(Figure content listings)
————

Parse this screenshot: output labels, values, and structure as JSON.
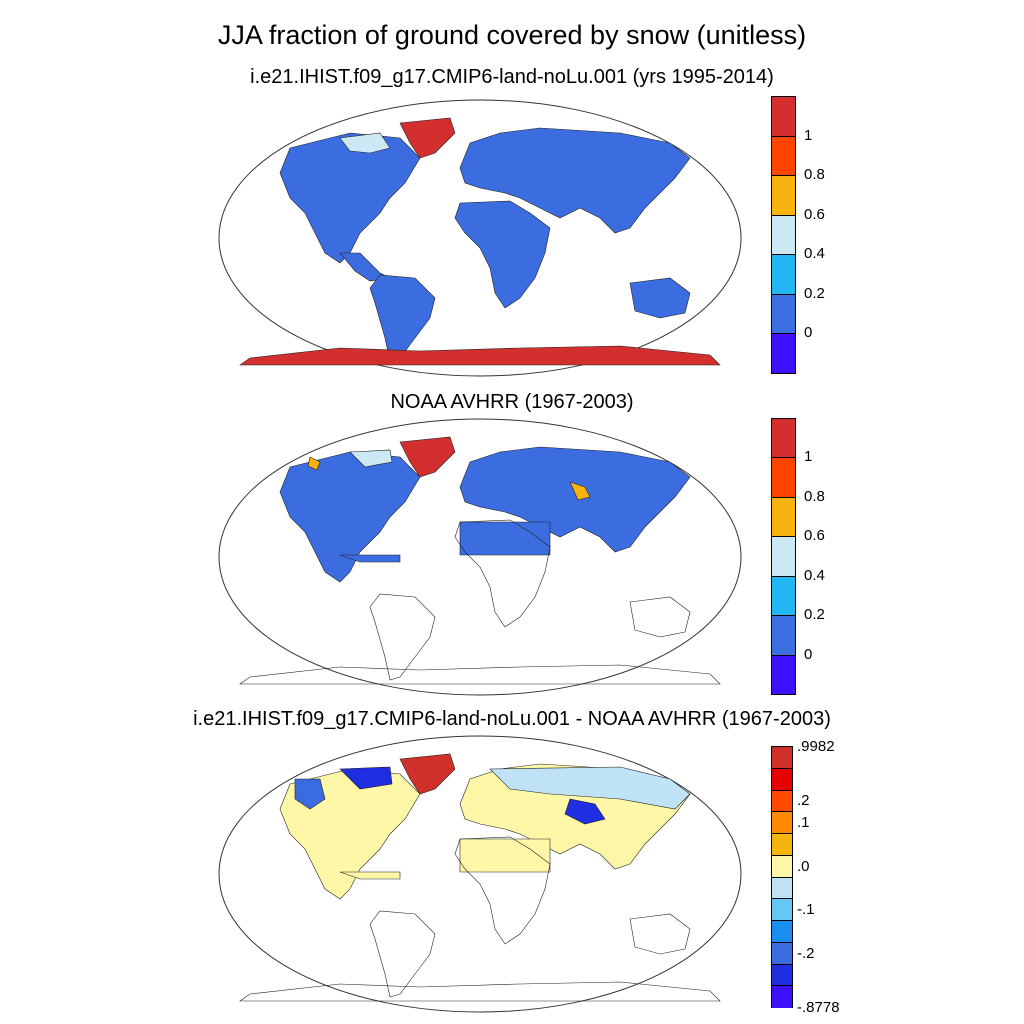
{
  "title": "JJA fraction of ground covered by snow (unitless)",
  "colors": {
    "blue_land": "#3c6de0",
    "red_snow": "#d22a2a",
    "diff_yellow": "#fff7a8",
    "diff_lightblue": "#bfe3f5"
  },
  "panels": [
    {
      "id": "model",
      "title": "i.e21.IHIST.f09_g17.CMIP6-land-noLu.001 (yrs 1995-2014)",
      "colorbar": {
        "colors": [
          "#d32f2f",
          "#ff4500",
          "#f9b30e",
          "#cce8f4",
          "#22b6f2",
          "#3b6fe0",
          "#3f10ff"
        ],
        "labels": [
          "1",
          "0.8",
          "0.6",
          "0.4",
          "0.2",
          "0"
        ]
      }
    },
    {
      "id": "obs",
      "title": "NOAA AVHRR (1967-2003)",
      "colorbar": {
        "colors": [
          "#d32f2f",
          "#ff4500",
          "#f9b30e",
          "#cce8f4",
          "#22b6f2",
          "#3b6fe0",
          "#3f10ff"
        ],
        "labels": [
          "1",
          "0.8",
          "0.6",
          "0.4",
          "0.2",
          "0"
        ]
      }
    },
    {
      "id": "diff",
      "title": "i.e21.IHIST.f09_g17.CMIP6-land-noLu.001 - NOAA AVHRR (1967-2003)",
      "colorbar": {
        "colors": [
          "#d0302a",
          "#e60000",
          "#ff4a00",
          "#ff8a00",
          "#f5b50d",
          "#fff7a8",
          "#bfe3f5",
          "#66c6f4",
          "#1a8ef0",
          "#3b6be0",
          "#1f2ee0",
          "#3f10ff"
        ],
        "labels": [
          ".9982",
          ".2",
          ".1",
          ".0",
          "-.1",
          "-.2",
          "-.8778"
        ]
      }
    }
  ]
}
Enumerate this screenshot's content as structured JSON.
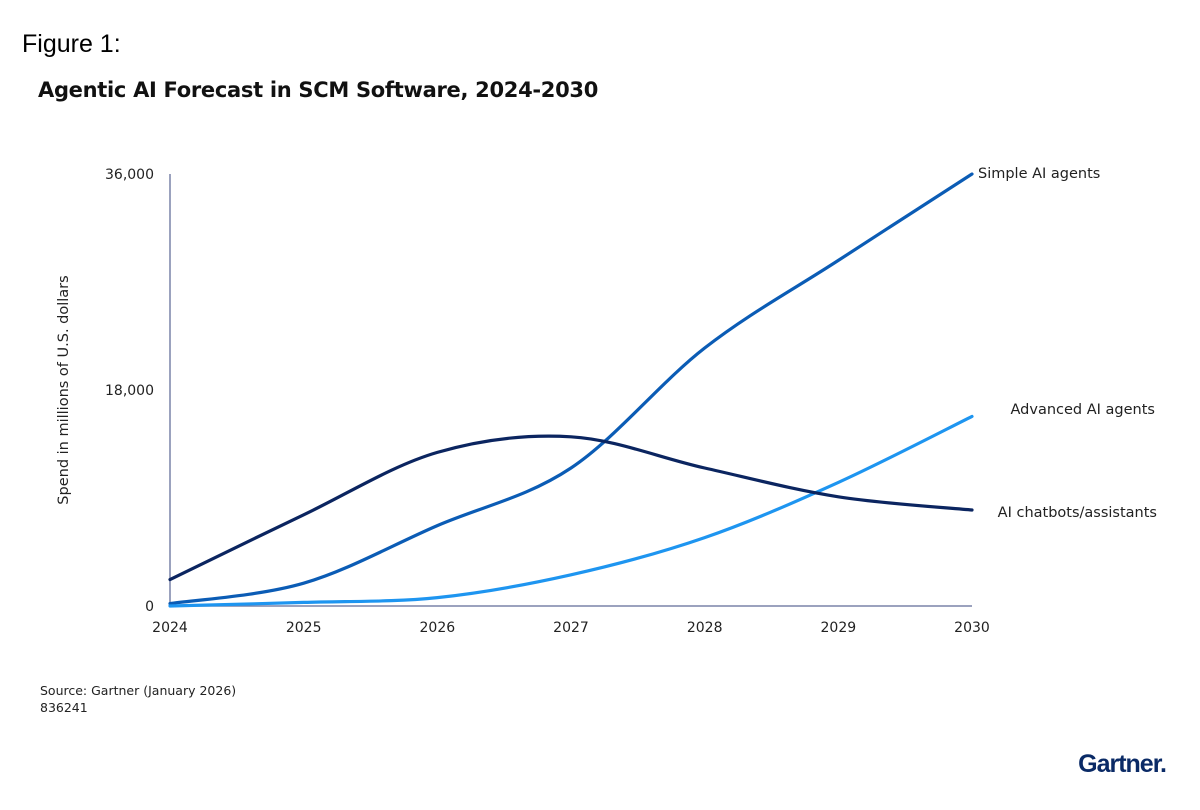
{
  "figure_label": "Figure 1:",
  "chart_data": {
    "type": "line",
    "title": "Agentic AI Forecast in SCM Software, 2024-2030",
    "xlabel": "",
    "ylabel": "Spend in millions of U.S. dollars",
    "x": [
      2024,
      2025,
      2026,
      2027,
      2028,
      2029,
      2030
    ],
    "x_tick_labels": [
      "2024",
      "2025",
      "2026",
      "2027",
      "2028",
      "2029",
      "2030"
    ],
    "ylim": [
      0,
      36000
    ],
    "y_ticks": [
      0,
      18000,
      36000
    ],
    "y_tick_labels": [
      "0",
      "18,000",
      "36,000"
    ],
    "grid": false,
    "legend": "direct labels at right end of lines",
    "series": [
      {
        "name": "Simple AI agents",
        "color": "#0b5cb5",
        "values": [
          200,
          1900,
          6700,
          11500,
          21500,
          28800,
          36000
        ]
      },
      {
        "name": "Advanced AI agents",
        "color": "#1e95f0",
        "values": [
          0,
          300,
          700,
          2600,
          5700,
          10300,
          15800
        ]
      },
      {
        "name": "AI chatbots/assistants",
        "color": "#0b2560",
        "values": [
          2200,
          7600,
          12800,
          14100,
          11500,
          9100,
          8000
        ]
      }
    ]
  },
  "footer": {
    "source": "Source: Gartner (January 2026)",
    "id": "836241",
    "logo": "Gartner."
  }
}
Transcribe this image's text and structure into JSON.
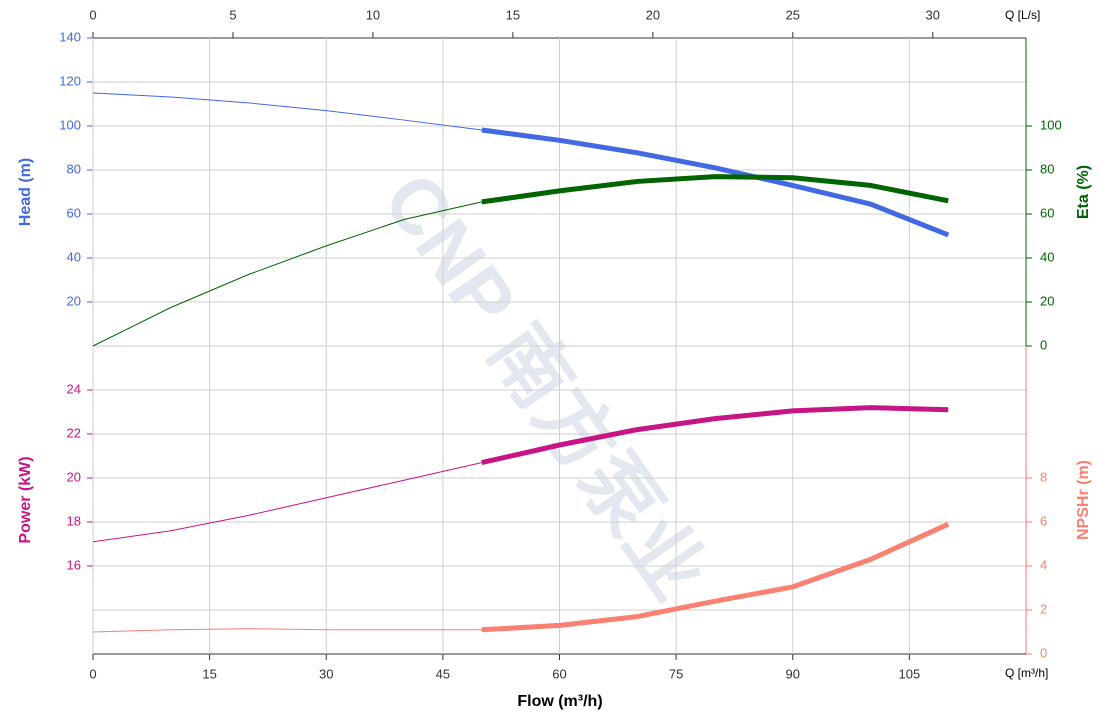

————

INSTRUCTION:
Pick out, from the lines above, every one that contains the string "agents".

PROBLEM SOLUTION:
        "name": "Simple AI agents",
        "name": "Advanced AI agents",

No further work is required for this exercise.